▸ What is required
Find every line in the records below that holds the word "name", and copy it out.

▸ Data shown
..........

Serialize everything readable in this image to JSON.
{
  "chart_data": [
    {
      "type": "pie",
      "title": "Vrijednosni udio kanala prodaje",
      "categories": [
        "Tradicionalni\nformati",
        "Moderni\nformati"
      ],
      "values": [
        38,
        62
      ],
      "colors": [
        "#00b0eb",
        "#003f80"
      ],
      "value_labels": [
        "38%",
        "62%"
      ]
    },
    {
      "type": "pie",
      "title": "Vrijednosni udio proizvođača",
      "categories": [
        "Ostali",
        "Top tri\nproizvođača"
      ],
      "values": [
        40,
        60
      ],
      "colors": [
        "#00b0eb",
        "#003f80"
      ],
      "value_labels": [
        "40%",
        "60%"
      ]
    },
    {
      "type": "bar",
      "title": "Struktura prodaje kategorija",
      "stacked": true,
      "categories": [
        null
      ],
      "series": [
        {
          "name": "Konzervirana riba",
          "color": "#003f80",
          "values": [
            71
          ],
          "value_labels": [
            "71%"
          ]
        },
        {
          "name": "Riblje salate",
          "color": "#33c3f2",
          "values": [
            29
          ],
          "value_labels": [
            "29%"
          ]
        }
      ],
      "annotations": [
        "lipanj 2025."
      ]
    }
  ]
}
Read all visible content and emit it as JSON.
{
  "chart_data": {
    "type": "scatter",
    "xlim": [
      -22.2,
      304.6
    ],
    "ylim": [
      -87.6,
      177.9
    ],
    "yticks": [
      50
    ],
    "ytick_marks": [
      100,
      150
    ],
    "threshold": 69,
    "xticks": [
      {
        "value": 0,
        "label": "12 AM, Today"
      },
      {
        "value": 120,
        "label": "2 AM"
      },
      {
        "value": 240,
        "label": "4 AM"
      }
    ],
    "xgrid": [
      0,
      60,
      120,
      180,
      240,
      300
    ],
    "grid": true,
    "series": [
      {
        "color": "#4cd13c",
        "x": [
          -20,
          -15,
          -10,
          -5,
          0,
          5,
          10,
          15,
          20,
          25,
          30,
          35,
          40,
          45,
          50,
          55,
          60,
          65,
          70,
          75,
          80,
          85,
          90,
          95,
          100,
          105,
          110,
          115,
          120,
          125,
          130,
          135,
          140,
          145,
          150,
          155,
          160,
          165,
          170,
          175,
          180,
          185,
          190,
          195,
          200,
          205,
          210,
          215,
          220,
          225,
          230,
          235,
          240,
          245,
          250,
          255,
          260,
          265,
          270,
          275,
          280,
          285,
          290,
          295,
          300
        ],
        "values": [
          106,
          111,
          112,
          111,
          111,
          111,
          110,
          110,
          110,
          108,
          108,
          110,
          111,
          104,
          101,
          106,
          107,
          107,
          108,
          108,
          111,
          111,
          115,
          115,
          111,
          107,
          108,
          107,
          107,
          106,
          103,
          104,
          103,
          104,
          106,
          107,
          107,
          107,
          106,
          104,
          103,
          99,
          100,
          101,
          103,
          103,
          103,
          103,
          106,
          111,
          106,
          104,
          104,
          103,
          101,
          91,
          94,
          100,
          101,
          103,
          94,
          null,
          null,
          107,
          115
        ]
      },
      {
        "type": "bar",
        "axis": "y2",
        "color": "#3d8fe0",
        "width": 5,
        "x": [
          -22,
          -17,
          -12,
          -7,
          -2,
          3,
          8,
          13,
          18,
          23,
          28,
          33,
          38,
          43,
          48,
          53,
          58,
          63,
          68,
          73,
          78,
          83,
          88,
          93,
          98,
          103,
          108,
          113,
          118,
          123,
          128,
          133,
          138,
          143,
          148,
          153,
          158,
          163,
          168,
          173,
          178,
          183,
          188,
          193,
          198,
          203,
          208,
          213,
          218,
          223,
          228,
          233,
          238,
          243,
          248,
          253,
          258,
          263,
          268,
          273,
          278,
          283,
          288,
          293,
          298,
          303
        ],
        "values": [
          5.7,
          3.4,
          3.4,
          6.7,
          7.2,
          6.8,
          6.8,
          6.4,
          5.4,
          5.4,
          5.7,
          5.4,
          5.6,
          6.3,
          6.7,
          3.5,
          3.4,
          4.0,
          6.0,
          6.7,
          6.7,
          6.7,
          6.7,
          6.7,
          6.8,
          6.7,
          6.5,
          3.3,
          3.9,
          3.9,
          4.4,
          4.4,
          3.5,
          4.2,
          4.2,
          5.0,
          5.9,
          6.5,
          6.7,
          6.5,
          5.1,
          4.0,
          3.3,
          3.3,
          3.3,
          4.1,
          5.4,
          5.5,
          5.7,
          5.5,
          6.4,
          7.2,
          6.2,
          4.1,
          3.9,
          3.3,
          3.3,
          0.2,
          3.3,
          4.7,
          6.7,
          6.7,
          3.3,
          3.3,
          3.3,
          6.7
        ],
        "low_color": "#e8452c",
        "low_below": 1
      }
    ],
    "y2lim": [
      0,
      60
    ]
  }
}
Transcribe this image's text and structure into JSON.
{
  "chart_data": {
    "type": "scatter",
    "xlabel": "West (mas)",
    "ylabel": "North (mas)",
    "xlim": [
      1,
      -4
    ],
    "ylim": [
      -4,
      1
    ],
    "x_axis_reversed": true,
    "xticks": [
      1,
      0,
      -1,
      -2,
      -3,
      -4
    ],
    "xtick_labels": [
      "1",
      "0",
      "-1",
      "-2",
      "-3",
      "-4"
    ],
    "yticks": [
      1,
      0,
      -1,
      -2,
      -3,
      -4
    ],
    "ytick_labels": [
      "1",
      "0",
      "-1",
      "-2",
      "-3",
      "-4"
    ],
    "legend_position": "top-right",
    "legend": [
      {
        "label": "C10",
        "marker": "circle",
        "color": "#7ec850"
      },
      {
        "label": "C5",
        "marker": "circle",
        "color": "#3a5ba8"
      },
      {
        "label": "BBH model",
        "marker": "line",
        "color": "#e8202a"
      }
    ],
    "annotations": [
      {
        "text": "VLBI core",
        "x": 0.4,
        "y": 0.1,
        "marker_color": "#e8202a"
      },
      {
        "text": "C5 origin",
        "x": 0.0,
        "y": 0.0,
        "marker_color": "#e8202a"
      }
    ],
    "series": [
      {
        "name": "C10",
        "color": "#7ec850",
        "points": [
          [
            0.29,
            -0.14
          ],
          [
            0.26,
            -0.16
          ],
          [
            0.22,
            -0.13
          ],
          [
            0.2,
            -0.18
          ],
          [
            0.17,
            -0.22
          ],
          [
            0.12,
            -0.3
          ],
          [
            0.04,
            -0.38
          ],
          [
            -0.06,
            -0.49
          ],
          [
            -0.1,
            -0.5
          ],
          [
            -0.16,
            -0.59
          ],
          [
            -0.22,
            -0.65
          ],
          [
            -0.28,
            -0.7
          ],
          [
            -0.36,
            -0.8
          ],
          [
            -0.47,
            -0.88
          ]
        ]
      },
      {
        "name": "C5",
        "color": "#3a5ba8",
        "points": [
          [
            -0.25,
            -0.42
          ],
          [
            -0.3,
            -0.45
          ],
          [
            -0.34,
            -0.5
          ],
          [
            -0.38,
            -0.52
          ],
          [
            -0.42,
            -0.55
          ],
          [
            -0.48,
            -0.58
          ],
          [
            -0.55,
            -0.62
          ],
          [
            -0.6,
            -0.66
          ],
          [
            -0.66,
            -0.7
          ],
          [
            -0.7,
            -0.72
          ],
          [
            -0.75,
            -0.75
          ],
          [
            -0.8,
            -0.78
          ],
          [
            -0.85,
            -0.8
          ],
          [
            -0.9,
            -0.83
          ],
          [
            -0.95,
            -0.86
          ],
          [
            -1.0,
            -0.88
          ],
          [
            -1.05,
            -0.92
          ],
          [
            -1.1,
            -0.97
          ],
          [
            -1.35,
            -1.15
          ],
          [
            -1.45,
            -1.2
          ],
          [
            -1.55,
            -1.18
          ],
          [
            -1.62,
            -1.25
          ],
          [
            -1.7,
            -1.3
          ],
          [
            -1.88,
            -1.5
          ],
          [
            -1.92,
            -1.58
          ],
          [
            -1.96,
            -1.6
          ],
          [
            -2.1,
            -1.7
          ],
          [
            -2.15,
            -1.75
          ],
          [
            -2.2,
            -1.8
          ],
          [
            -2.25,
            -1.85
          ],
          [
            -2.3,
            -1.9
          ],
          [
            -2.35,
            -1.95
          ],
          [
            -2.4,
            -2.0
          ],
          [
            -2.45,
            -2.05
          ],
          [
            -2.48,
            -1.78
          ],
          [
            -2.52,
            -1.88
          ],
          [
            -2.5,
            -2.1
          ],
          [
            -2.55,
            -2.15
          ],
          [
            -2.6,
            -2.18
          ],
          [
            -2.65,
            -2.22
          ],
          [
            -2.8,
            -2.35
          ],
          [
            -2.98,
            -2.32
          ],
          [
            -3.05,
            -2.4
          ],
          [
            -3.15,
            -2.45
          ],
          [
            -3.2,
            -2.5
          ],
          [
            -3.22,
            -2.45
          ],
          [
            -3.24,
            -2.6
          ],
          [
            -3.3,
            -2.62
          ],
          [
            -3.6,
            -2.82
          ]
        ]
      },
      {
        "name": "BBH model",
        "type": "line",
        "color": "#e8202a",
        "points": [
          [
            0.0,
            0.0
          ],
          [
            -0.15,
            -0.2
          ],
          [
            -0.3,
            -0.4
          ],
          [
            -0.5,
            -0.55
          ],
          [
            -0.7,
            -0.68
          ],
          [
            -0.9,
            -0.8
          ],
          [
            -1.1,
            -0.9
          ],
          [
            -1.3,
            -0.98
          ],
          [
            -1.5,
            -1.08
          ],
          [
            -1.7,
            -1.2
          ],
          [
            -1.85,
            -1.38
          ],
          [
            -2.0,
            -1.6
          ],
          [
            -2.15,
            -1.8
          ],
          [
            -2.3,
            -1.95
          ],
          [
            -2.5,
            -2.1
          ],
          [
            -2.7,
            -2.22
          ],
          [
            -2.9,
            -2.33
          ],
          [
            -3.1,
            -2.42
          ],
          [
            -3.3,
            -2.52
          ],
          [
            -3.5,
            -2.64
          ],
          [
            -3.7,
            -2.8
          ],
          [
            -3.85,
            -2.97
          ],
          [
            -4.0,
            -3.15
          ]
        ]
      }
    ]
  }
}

..........

▸ Expected answer
          "name": "Konzervirana riba",
          "name": "Riblje salate",
        "name": "C10",
        "name": "C5",
        "name": "BBH model",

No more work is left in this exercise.